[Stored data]
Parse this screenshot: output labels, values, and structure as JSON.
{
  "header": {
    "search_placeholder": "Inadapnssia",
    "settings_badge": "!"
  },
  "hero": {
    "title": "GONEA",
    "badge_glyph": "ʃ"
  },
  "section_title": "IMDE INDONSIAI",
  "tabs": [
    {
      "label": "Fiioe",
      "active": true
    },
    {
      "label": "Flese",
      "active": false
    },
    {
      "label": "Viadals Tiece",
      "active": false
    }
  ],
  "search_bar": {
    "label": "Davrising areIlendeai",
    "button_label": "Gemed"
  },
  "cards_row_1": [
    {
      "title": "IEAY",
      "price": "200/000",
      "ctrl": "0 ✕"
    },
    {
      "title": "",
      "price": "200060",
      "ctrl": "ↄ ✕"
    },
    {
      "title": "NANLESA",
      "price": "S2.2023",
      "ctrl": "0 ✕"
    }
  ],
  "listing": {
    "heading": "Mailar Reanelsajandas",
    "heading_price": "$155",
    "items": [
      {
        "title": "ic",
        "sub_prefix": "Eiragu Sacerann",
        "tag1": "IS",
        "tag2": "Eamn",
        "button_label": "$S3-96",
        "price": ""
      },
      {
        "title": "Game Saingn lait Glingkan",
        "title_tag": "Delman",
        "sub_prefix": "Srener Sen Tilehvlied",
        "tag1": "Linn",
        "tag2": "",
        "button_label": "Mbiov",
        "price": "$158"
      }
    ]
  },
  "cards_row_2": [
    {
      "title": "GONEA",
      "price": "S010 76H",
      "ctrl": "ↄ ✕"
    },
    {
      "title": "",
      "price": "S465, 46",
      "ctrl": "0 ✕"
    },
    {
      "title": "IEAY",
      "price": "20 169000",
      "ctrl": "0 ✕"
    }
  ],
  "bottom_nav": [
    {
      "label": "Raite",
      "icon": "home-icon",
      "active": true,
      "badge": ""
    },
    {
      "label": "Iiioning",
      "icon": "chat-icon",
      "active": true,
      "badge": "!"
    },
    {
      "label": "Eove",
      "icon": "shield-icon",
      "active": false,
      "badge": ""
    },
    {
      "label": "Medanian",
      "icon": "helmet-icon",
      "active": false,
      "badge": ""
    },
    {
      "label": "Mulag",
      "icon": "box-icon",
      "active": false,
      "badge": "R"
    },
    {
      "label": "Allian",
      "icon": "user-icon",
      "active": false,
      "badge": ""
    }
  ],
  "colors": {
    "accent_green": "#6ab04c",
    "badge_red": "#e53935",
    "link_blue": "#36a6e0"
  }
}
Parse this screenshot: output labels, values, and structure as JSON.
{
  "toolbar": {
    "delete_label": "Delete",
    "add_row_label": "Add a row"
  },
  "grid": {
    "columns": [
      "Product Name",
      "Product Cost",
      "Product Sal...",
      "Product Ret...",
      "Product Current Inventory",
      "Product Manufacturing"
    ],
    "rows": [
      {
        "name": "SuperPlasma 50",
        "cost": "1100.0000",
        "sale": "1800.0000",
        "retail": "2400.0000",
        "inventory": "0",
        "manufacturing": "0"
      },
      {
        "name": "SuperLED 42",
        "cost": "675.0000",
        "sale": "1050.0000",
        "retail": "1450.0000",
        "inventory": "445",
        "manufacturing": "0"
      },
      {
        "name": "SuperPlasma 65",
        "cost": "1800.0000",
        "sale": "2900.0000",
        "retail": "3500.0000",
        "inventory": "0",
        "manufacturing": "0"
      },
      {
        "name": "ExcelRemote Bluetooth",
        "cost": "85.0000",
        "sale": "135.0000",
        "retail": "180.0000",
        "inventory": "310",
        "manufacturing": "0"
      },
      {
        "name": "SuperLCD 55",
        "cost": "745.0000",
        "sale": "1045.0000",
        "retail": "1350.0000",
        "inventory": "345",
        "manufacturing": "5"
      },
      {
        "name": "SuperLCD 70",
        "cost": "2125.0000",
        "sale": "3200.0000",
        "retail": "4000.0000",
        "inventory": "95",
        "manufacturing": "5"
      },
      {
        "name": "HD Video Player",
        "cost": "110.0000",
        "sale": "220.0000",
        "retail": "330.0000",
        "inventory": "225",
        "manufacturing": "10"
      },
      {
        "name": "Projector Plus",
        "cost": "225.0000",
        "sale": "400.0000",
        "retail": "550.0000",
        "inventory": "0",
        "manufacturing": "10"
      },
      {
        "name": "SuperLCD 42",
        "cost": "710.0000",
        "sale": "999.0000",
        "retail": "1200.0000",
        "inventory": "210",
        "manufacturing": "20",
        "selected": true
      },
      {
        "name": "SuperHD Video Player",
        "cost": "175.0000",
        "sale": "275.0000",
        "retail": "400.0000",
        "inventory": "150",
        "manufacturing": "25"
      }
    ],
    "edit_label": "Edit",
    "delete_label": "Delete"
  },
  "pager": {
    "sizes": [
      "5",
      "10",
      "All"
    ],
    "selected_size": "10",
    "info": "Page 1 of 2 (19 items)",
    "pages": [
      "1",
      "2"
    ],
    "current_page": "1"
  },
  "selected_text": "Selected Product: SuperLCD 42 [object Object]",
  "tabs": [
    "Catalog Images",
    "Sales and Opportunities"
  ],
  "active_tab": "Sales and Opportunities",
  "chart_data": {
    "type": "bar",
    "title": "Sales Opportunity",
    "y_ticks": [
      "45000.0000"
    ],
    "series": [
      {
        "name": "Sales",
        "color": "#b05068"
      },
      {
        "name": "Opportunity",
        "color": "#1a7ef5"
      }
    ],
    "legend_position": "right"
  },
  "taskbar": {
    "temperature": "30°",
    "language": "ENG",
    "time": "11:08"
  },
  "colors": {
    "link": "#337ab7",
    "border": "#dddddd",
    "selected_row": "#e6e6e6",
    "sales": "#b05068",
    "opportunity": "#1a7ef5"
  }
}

**Task to complete**
Filter the listing above by the word "retail"; copy each line that passes.

**Written response**
        "retail": "2400.0000",
        "retail": "1450.0000",
        "retail": "3500.0000",
        "retail": "180.0000",
        "retail": "1350.0000",
        "retail": "4000.0000",
        "retail": "330.0000",
        "retail": "550.0000",
        "retail": "1200.0000",
        "retail": "400.0000",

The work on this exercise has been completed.